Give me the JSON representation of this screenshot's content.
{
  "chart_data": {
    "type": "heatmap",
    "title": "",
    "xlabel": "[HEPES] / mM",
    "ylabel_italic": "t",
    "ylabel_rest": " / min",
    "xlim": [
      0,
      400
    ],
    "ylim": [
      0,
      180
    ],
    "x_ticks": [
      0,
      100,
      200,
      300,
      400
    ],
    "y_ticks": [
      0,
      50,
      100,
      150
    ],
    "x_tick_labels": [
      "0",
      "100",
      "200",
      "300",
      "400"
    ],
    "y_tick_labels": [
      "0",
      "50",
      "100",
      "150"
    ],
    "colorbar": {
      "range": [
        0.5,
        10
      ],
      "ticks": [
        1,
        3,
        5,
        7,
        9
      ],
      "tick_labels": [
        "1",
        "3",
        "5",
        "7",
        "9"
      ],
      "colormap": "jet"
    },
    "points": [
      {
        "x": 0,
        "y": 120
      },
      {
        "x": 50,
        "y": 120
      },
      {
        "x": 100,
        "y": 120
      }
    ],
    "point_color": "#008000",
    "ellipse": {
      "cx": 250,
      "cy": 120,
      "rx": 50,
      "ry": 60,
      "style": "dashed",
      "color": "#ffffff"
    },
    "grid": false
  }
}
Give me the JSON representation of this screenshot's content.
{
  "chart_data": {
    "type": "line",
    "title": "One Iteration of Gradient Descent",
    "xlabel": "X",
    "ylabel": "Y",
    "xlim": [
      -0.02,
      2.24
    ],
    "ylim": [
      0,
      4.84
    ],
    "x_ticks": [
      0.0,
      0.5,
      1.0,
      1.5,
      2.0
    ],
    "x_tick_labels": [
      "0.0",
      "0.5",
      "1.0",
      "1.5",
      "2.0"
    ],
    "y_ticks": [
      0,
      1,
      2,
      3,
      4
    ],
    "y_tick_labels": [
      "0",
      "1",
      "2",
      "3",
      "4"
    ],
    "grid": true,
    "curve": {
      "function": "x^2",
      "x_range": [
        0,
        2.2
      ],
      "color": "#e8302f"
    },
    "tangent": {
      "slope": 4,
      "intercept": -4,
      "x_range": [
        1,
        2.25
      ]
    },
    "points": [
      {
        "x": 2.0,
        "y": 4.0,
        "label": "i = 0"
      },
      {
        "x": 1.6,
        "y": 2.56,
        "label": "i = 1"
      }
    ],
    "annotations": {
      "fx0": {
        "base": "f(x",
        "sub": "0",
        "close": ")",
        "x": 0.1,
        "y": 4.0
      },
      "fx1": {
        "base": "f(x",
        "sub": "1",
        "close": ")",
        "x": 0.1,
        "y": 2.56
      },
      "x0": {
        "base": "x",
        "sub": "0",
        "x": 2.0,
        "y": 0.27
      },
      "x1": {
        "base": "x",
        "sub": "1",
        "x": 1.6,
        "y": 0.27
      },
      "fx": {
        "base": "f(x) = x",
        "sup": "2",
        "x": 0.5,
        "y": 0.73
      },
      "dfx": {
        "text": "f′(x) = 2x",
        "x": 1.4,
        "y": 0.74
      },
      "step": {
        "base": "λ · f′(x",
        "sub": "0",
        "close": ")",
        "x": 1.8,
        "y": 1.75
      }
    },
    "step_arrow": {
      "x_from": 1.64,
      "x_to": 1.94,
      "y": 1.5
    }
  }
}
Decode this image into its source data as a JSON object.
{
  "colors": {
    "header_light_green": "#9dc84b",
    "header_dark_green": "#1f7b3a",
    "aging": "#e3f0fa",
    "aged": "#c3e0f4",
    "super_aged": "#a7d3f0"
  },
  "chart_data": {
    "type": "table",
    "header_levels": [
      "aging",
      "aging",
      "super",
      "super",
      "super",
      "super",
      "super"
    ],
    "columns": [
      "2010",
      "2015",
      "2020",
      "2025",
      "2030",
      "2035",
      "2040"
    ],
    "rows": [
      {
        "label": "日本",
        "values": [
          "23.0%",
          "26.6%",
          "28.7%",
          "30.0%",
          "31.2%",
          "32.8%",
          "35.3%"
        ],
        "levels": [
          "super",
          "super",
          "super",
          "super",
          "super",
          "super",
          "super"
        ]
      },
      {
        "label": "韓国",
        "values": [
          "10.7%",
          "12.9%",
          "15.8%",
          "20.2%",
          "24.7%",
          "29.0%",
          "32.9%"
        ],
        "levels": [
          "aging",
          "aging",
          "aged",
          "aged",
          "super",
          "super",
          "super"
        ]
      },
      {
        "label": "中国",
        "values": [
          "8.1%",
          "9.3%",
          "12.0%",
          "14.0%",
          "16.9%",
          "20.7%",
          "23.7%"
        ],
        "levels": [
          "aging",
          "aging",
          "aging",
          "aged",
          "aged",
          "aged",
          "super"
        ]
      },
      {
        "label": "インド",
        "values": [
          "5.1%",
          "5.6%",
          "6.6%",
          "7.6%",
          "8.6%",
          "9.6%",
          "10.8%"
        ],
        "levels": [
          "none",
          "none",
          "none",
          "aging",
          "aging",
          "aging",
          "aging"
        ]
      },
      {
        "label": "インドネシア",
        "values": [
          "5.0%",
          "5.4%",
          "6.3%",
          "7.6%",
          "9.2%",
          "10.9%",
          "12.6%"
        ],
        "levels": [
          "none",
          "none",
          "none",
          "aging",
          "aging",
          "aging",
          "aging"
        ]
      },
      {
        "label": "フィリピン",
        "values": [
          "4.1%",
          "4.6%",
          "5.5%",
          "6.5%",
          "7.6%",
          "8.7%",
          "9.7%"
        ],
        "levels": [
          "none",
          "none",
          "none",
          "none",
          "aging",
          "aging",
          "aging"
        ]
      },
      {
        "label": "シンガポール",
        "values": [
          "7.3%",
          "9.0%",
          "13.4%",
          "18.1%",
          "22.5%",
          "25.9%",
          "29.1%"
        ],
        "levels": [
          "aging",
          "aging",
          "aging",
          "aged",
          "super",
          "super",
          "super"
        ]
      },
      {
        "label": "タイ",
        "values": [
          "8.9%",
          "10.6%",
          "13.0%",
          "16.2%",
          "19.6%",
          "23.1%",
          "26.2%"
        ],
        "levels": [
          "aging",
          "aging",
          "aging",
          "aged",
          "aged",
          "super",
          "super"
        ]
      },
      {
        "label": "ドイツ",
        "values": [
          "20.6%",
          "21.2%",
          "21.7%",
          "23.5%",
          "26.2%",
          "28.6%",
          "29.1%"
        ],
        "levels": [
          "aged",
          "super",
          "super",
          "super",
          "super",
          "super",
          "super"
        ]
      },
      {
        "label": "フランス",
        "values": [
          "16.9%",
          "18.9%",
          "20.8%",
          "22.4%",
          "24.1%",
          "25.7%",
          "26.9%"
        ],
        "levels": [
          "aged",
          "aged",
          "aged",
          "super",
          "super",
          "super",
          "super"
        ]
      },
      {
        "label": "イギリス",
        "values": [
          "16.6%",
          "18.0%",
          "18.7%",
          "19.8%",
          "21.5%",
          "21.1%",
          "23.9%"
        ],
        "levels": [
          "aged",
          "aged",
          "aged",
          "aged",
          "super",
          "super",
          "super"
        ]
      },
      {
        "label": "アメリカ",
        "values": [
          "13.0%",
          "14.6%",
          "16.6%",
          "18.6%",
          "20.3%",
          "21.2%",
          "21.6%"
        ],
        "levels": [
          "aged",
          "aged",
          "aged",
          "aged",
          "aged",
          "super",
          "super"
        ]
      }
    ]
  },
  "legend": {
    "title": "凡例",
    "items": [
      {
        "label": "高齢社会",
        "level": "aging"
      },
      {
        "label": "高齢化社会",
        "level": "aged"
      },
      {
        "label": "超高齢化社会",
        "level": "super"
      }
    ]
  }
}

----------

■ **What is required**
All entries shown above should be printed again exactly.

■ **Solution**
Give me the JSON representation of this screenshot's content.
{
  "chart_data": {
    "type": "heatmap",
    "title": "",
    "xlabel": "[HEPES] / mM",
    "ylabel_italic": "t",
    "ylabel_rest": " / min",
    "xlim": [
      0,
      400
    ],
    "ylim": [
      0,
      180
    ],
    "x_ticks": [
      0,
      100,
      200,
      300,
      400
    ],
    "y_ticks": [
      0,
      50,
      100,
      150
    ],
    "x_tick_labels": [
      "0",
      "100",
      "200",
      "300",
      "400"
    ],
    "y_tick_labels": [
      "0",
      "50",
      "100",
      "150"
    ],
    "colorbar": {
      "range": [
        0.5,
        10
      ],
      "ticks": [
        1,
        3,
        5,
        7,
        9
      ],
      "tick_labels": [
        "1",
        "3",
        "5",
        "7",
        "9"
      ],
      "colormap": "jet"
    },
    "points": [
      {
        "x": 0,
        "y": 120
      },
      {
        "x": 50,
        "y": 120
      },
      {
        "x": 100,
        "y": 120
      }
    ],
    "point_color": "#008000",
    "ellipse": {
      "cx": 250,
      "cy": 120,
      "rx": 50,
      "ry": 60,
      "style": "dashed",
      "color": "#ffffff"
    },
    "grid": false
  }
}
Give me the JSON representation of this screenshot's content.
{
  "chart_data": {
    "type": "line",
    "title": "One Iteration of Gradient Descent",
    "xlabel": "X",
    "ylabel": "Y",
    "xlim": [
      -0.02,
      2.24
    ],
    "ylim": [
      0,
      4.84
    ],
    "x_ticks": [
      0.0,
      0.5,
      1.0,
      1.5,
      2.0
    ],
    "x_tick_labels": [
      "0.0",
      "0.5",
      "1.0",
      "1.5",
      "2.0"
    ],
    "y_ticks": [
      0,
      1,
      2,
      3,
      4
    ],
    "y_tick_labels": [
      "0",
      "1",
      "2",
      "3",
      "4"
    ],
    "grid": true,
    "curve": {
      "function": "x^2",
      "x_range": [
        0,
        2.2
      ],
      "color": "#e8302f"
    },
    "tangent": {
      "slope": 4,
      "intercept": -4,
      "x_range": [
        1,
        2.25
      ]
    },
    "points": [
      {
        "x": 2.0,
        "y": 4.0,
        "label": "i = 0"
      },
      {
        "x": 1.6,
        "y": 2.56,
        "label": "i = 1"
      }
    ],
    "annotations": {
      "fx0": {
        "base": "f(x",
        "sub": "0",
        "close": ")",
        "x": 0.1,
        "y": 4.0
      },
      "fx1": {
        "base": "f(x",
        "sub": "1",
        "close": ")",
        "x": 0.1,
        "y": 2.56
      },
      "x0": {
        "base": "x",
        "sub": "0",
        "x": 2.0,
        "y": 0.27
      },
      "x1": {
        "base": "x",
        "sub": "1",
        "x": 1.6,
        "y": 0.27
      },
      "fx": {
        "base": "f(x) = x",
        "sup": "2",
        "x": 0.5,
        "y": 0.73
      },
      "dfx": {
        "text": "f′(x) = 2x",
        "x": 1.4,
        "y": 0.74
      },
      "step": {
        "base": "λ · f′(x",
        "sub": "0",
        "close": ")",
        "x": 1.8,
        "y": 1.75
      }
    },
    "step_arrow": {
      "x_from": 1.64,
      "x_to": 1.94,
      "y": 1.5
    }
  }
}
Decode this image into its source data as a JSON object.
{
  "colors": {
    "header_light_green": "#9dc84b",
    "header_dark_green": "#1f7b3a",
    "aging": "#e3f0fa",
    "aged": "#c3e0f4",
    "super_aged": "#a7d3f0"
  },
  "chart_data": {
    "type": "table",
    "header_levels": [
      "aging",
      "aging",
      "super",
      "super",
      "super",
      "super",
      "super"
    ],
    "columns": [
      "2010",
      "2015",
      "2020",
      "2025",
      "2030",
      "2035",
      "2040"
    ],
    "rows": [
      {
        "label": "日本",
        "values": [
          "23.0%",
          "26.6%",
          "28.7%",
          "30.0%",
          "31.2%",
          "32.8%",
          "35.3%"
        ],
        "levels": [
          "super",
          "super",
          "super",
          "super",
          "super",
          "super",
          "super"
        ]
      },
      {
        "label": "韓国",
        "values": [
          "10.7%",
          "12.9%",
          "15.8%",
          "20.2%",
          "24.7%",
          "29.0%",
          "32.9%"
        ],
        "levels": [
          "aging",
          "aging",
          "aged",
          "aged",
          "super",
          "super",
          "super"
        ]
      },
      {
        "label": "中国",
        "values": [
          "8.1%",
          "9.3%",
          "12.0%",
          "14.0%",
          "16.9%",
          "20.7%",
          "23.7%"
        ],
        "levels": [
          "aging",
          "aging",
          "aging",
          "aged",
          "aged",
          "aged",
          "super"
        ]
      },
      {
        "label": "インド",
        "values": [
          "5.1%",
          "5.6%",
          "6.6%",
          "7.6%",
          "8.6%",
          "9.6%",
          "10.8%"
        ],
        "levels": [
          "none",
          "none",
          "none",
          "aging",
          "aging",
          "aging",
          "aging"
        ]
      },
      {
        "label": "インドネシア",
        "values": [
          "5.0%",
          "5.4%",
          "6.3%",
          "7.6%",
          "9.2%",
          "10.9%",
          "12.6%"
        ],
        "levels": [
          "none",
          "none",
          "none",
          "aging",
          "aging",
          "aging",
          "aging"
        ]
      },
      {
        "label": "フィリピン",
        "values": [
          "4.1%",
          "4.6%",
          "5.5%",
          "6.5%",
          "7.6%",
          "8.7%",
          "9.7%"
        ],
        "levels": [
          "none",
          "none",
          "none",
          "none",
          "aging",
          "aging",
          "aging"
        ]
      },
      {
        "label": "シンガポール",
        "values": [
          "7.3%",
          "9.0%",
          "13.4%",
          "18.1%",
          "22.5%",
          "25.9%",
          "29.1%"
        ],
        "levels": [
          "aging",
          "aging",
          "aging",
          "aged",
          "super",
          "super",
          "super"
        ]
      },
      {
        "label": "タイ",
        "values": [
          "8.9%",
          "10.6%",
          "13.0%",
          "16.2%",
          "19.6%",
          "23.1%",
          "26.2%"
        ],
        "levels": [
          "aging",
          "aging",
          "aging",
          "aged",
          "aged",
          "super",
          "super"
        ]
      },
      {
        "label": "ドイツ",
        "values": [
          "20.6%",
          "21.2%",
          "21.7%",
          "23.5%",
          "26.2%",
          "28.6%",
          "29.1%"
        ],
        "levels": [
          "aged",
          "super",
          "super",
          "super",
          "super",
          "super",
          "super"
        ]
      },
      {
        "label": "フランス",
        "values": [
          "16.9%",
          "18.9%",
          "20.8%",
          "22.4%",
          "24.1%",
          "25.7%",
          "26.9%"
        ],
        "levels": [
          "aged",
          "aged",
          "aged",
          "super",
          "super",
          "super",
          "super"
        ]
      },
      {
        "label": "イギリス",
        "values": [
          "16.6%",
          "18.0%",
          "18.7%",
          "19.8%",
          "21.5%",
          "21.1%",
          "23.9%"
        ],
        "levels": [
          "aged",
          "aged",
          "aged",
          "aged",
          "super",
          "super",
          "super"
        ]
      },
      {
        "label": "アメリカ",
        "values": [
          "13.0%",
          "14.6%",
          "16.6%",
          "18.6%",
          "20.3%",
          "21.2%",
          "21.6%"
        ],
        "levels": [
          "aged",
          "aged",
          "aged",
          "aged",
          "aged",
          "super",
          "super"
        ]
      }
    ]
  },
  "legend": {
    "title": "凡例",
    "items": [
      {
        "label": "高齢社会",
        "level": "aging"
      },
      {
        "label": "高齢化社会",
        "level": "aged"
      },
      {
        "label": "超高齢化社会",
        "level": "super"
      }
    ]
  }
}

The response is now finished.